Directions for this task. All the data should be repeated exactly. Any image in it is left out.

Records provided.
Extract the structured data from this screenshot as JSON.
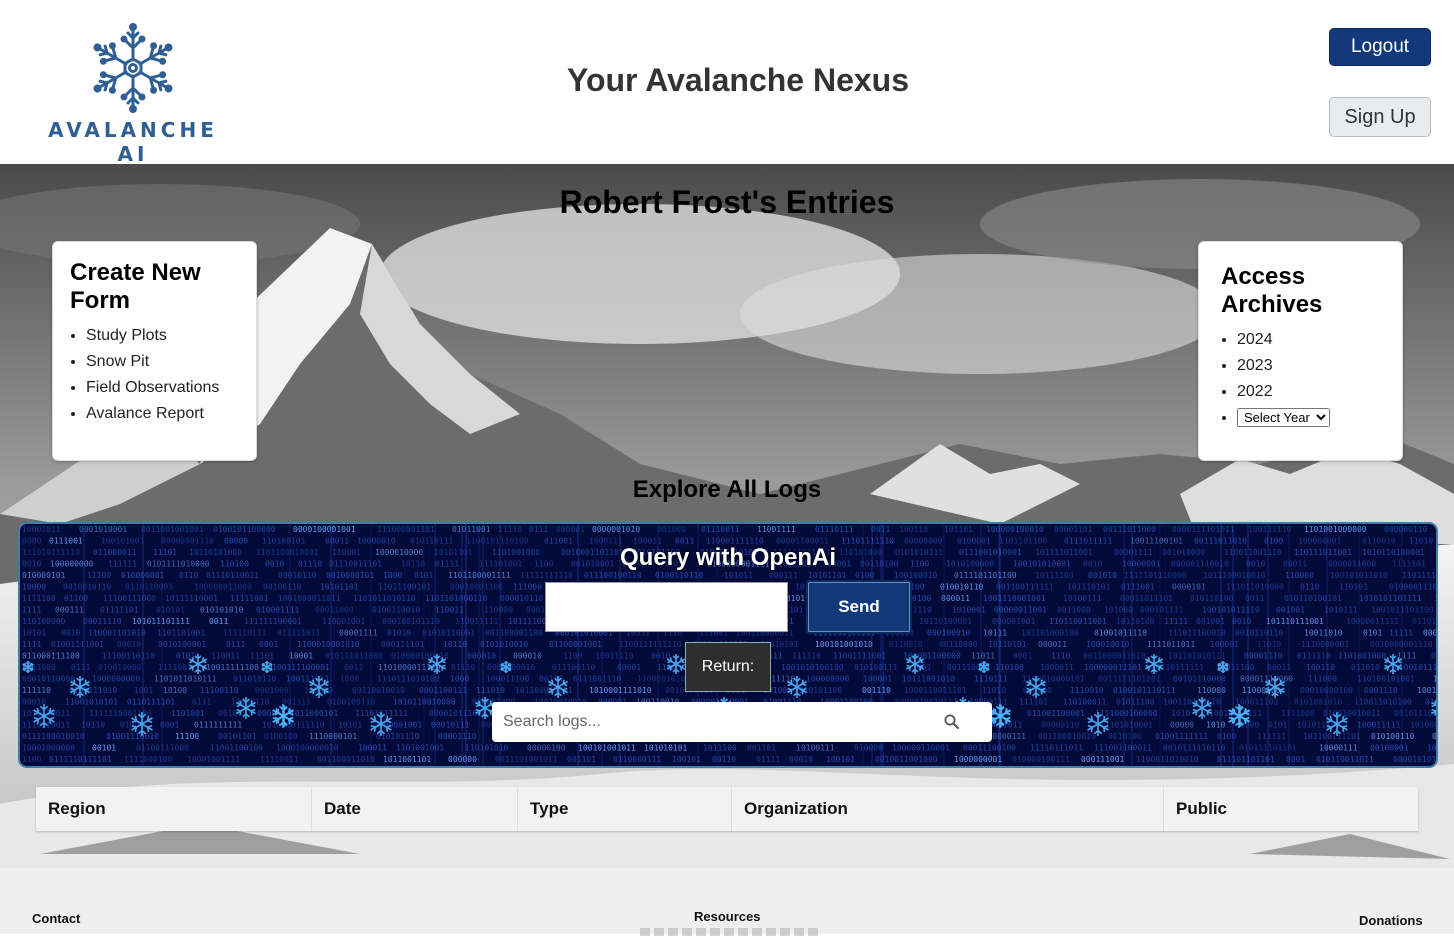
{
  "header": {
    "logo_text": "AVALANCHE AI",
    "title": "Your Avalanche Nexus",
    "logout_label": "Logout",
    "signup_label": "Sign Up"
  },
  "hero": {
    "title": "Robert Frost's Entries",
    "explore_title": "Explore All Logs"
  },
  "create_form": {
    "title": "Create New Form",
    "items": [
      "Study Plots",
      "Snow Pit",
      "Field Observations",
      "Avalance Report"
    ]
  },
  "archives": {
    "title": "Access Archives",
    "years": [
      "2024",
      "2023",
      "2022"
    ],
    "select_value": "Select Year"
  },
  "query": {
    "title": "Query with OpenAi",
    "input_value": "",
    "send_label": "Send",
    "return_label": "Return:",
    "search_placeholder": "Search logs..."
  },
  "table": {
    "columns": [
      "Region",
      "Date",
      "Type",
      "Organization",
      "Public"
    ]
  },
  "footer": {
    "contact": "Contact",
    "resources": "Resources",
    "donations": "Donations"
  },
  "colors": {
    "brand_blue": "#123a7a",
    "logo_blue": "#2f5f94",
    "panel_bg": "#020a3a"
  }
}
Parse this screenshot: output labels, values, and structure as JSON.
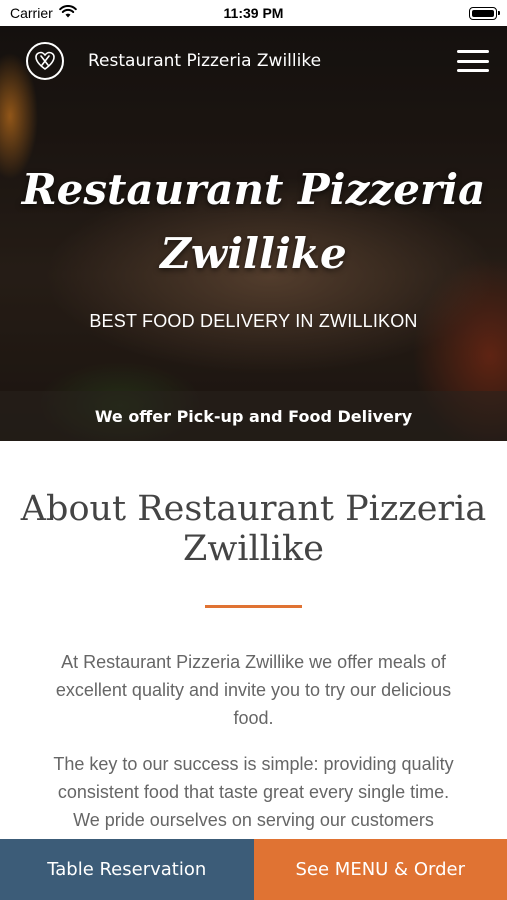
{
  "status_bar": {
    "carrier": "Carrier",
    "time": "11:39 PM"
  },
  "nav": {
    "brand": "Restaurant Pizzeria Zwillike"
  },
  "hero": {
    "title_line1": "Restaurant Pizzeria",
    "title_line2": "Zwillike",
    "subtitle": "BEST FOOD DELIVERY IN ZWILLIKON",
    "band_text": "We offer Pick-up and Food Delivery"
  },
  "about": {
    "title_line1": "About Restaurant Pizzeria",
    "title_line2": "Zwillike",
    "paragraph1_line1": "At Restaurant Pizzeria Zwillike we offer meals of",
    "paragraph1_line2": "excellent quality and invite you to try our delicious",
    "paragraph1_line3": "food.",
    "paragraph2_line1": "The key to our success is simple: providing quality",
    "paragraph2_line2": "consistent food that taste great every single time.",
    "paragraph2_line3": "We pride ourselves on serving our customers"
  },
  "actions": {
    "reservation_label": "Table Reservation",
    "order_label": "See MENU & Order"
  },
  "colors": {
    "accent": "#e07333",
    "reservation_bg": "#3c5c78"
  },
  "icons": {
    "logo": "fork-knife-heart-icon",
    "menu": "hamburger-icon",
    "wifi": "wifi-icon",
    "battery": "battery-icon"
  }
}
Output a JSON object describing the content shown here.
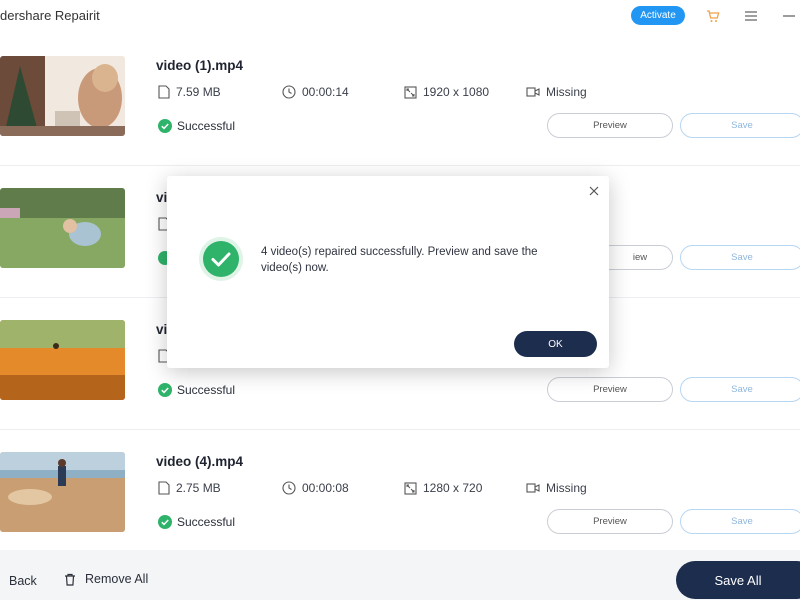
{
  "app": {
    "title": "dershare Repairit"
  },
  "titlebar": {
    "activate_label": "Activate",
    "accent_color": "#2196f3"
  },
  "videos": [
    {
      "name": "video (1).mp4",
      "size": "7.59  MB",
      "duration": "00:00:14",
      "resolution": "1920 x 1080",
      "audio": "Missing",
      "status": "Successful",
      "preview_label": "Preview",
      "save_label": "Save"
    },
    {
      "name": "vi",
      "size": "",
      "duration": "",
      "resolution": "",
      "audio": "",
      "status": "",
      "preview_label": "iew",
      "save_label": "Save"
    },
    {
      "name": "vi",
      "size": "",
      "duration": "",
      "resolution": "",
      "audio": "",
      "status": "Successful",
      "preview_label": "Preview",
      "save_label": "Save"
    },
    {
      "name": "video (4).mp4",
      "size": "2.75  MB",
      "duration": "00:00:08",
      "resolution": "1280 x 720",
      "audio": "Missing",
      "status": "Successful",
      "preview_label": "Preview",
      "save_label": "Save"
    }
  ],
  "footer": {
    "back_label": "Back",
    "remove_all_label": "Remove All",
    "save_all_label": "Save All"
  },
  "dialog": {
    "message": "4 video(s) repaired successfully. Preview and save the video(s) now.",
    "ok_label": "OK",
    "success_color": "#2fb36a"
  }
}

The output.
Extract the structured data from this screenshot as JSON.
{
  "header": {
    "logo_text": "AVALANCHE AI",
    "title": "Your Avalanche Nexus",
    "logout_label": "Logout",
    "signup_label": "Sign Up"
  },
  "hero": {
    "title": "Robert Frost's Entries",
    "explore_title": "Explore All Logs"
  },
  "create_form": {
    "title": "Create New Form",
    "items": [
      "Study Plots",
      "Snow Pit",
      "Field Observations",
      "Avalance Report"
    ]
  },
  "archives": {
    "title": "Access Archives",
    "years": [
      "2024",
      "2023",
      "2022"
    ],
    "select_value": "Select Year"
  },
  "query": {
    "title": "Query with OpenAi",
    "input_value": "",
    "send_label": "Send",
    "return_label": "Return:",
    "search_placeholder": "Search logs..."
  },
  "table": {
    "columns": [
      "Region",
      "Date",
      "Type",
      "Organization",
      "Public"
    ]
  },
  "footer": {
    "contact": "Contact",
    "resources": "Resources",
    "donations": "Donations"
  },
  "colors": {
    "brand_blue": "#123a7a",
    "logo_blue": "#2f5f94",
    "panel_bg": "#020a3a"
  }
}
Parse this screenshot: output labels, values, and structure as JSON.
{
  "status_bar": {
    "carrier": "Carrier",
    "time": "11:39 PM"
  },
  "nav": {
    "brand": "Restaurant Pizzeria Zwillike"
  },
  "hero": {
    "title_line1": "Restaurant Pizzeria",
    "title_line2": "Zwillike",
    "subtitle": "BEST FOOD DELIVERY IN ZWILLIKON",
    "band_text": "We offer Pick-up and Food Delivery"
  },
  "about": {
    "title_line1": "About Restaurant Pizzeria",
    "title_line2": "Zwillike",
    "paragraph1_line1": "At Restaurant Pizzeria Zwillike we offer meals of",
    "paragraph1_line2": "excellent quality and invite you to try our delicious",
    "paragraph1_line3": "food.",
    "paragraph2_line1": "The key to our success is simple: providing quality",
    "paragraph2_line2": "consistent food that taste great every single time.",
    "paragraph2_line3": "We pride ourselves on serving our customers"
  },
  "actions": {
    "reservation_label": "Table Reservation",
    "order_label": "See MENU & Order"
  },
  "colors": {
    "accent": "#e07333",
    "reservation_bg": "#3c5c78"
  },
  "icons": {
    "logo": "fork-knife-heart-icon",
    "menu": "hamburger-icon",
    "wifi": "wifi-icon",
    "battery": "battery-icon"
  }
}
Output a JSON object describing the content shown here.
{
  "app": {
    "title": "dershare Repairit"
  },
  "titlebar": {
    "activate_label": "Activate",
    "accent_color": "#2196f3"
  },
  "videos": [
    {
      "name": "video (1).mp4",
      "size": "7.59  MB",
      "duration": "00:00:14",
      "resolution": "1920 x 1080",
      "audio": "Missing",
      "status": "Successful",
      "preview_label": "Preview",
      "save_label": "Save"
    },
    {
      "name": "vi",
      "size": "",
      "duration": "",
      "resolution": "",
      "audio": "",
      "status": "",
      "preview_label": "iew",
      "save_label": "Save"
    },
    {
      "name": "vi",
      "size": "",
      "duration": "",
      "resolution": "",
      "audio": "",
      "status": "Successful",
      "preview_label": "Preview",
      "save_label": "Save"
    },
    {
      "name": "video (4).mp4",
      "size": "2.75  MB",
      "duration": "00:00:08",
      "resolution": "1280 x 720",
      "audio": "Missing",
      "status": "Successful",
      "preview_label": "Preview",
      "save_label": "Save"
    }
  ],
  "footer": {
    "back_label": "Back",
    "remove_all_label": "Remove All",
    "save_all_label": "Save All"
  },
  "dialog": {
    "message": "4 video(s) repaired successfully. Preview and save the video(s) now.",
    "ok_label": "OK",
    "success_color": "#2fb36a"
  }
}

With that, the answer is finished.